Exercise material:
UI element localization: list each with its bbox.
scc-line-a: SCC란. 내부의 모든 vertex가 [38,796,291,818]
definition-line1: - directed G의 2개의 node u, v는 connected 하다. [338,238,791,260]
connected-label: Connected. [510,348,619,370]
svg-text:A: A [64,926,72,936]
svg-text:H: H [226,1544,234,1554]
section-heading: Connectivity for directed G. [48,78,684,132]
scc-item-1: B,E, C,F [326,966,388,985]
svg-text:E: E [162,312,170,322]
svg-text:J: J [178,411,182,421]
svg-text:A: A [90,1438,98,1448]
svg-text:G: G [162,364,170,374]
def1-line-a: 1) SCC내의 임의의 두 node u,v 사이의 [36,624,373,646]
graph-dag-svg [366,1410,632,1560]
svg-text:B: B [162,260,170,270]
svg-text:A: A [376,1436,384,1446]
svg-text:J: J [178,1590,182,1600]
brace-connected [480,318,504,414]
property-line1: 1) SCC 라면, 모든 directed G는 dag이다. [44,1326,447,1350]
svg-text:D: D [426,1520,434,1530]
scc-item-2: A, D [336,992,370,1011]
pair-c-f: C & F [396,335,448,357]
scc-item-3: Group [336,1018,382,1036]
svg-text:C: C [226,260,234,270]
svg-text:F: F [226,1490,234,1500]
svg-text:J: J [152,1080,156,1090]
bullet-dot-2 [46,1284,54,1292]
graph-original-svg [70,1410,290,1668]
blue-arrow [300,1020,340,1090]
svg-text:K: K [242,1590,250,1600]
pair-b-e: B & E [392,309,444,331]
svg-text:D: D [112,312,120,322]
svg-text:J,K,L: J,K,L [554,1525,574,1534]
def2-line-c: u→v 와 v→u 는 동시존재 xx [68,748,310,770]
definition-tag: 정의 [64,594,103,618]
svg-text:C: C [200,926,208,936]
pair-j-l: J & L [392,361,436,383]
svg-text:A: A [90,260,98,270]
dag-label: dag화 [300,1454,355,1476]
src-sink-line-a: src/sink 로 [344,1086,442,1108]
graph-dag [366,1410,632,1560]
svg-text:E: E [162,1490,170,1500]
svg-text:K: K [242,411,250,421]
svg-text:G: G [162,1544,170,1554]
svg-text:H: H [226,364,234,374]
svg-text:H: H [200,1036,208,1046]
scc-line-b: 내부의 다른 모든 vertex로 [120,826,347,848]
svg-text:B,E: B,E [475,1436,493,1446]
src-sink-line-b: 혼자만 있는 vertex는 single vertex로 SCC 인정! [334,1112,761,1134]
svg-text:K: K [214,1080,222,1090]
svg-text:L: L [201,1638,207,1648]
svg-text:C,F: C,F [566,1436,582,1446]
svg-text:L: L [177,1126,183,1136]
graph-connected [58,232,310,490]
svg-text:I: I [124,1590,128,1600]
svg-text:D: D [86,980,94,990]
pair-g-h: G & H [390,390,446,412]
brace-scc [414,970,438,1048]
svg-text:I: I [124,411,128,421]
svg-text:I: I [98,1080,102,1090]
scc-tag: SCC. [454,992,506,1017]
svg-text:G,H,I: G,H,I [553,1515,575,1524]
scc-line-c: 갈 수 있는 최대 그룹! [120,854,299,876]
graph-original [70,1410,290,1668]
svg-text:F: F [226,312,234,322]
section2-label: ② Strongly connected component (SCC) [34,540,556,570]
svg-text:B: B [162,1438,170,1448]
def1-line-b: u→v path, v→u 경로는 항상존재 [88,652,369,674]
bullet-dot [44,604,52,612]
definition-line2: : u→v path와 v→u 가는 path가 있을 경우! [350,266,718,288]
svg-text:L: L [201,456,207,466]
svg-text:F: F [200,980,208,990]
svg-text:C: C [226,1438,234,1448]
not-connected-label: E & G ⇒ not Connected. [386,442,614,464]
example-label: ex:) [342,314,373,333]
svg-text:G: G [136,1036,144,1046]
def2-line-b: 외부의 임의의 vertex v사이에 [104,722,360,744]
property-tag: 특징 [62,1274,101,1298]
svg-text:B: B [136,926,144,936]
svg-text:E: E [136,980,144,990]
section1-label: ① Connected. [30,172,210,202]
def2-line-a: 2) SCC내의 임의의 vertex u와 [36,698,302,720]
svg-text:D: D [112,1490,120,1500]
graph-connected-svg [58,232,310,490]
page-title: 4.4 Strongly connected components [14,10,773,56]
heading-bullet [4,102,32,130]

Work to complete:
Lay out everything from the first line down to the line containing "def1-line-a: 1) SCC내의" as a JSON list of strings, with one string per line and blank lines left out.

Task output:
[
  "UI element localization: list each with its bbox.",
  "scc-line-a: SCC란. 내부의 모든 vertex가 [38,796,291,818]",
  "definition-line1: - directed G의 2개의 node u, v는 connected 하다. [338,238,791,260]",
  "connected-label: Connected. [510,348,619,370]",
  "svg-text:A: A [64,926,72,936]",
  "svg-text:H: H [226,1544,234,1554]",
  "section-heading: Connectivity for directed G. [48,78,684,132]",
  "scc-item-1: B,E, C,F [326,966,388,985]",
  "svg-text:E: E [162,312,170,322]",
  "svg-text:J: J [178,411,182,421]",
  "svg-text:A: A [90,1438,98,1448]",
  "svg-text:G: G [162,364,170,374]",
  "def1-line-a: 1) SCC내의 임의의 두 node u,v 사이의 [36,624,373,646]"
]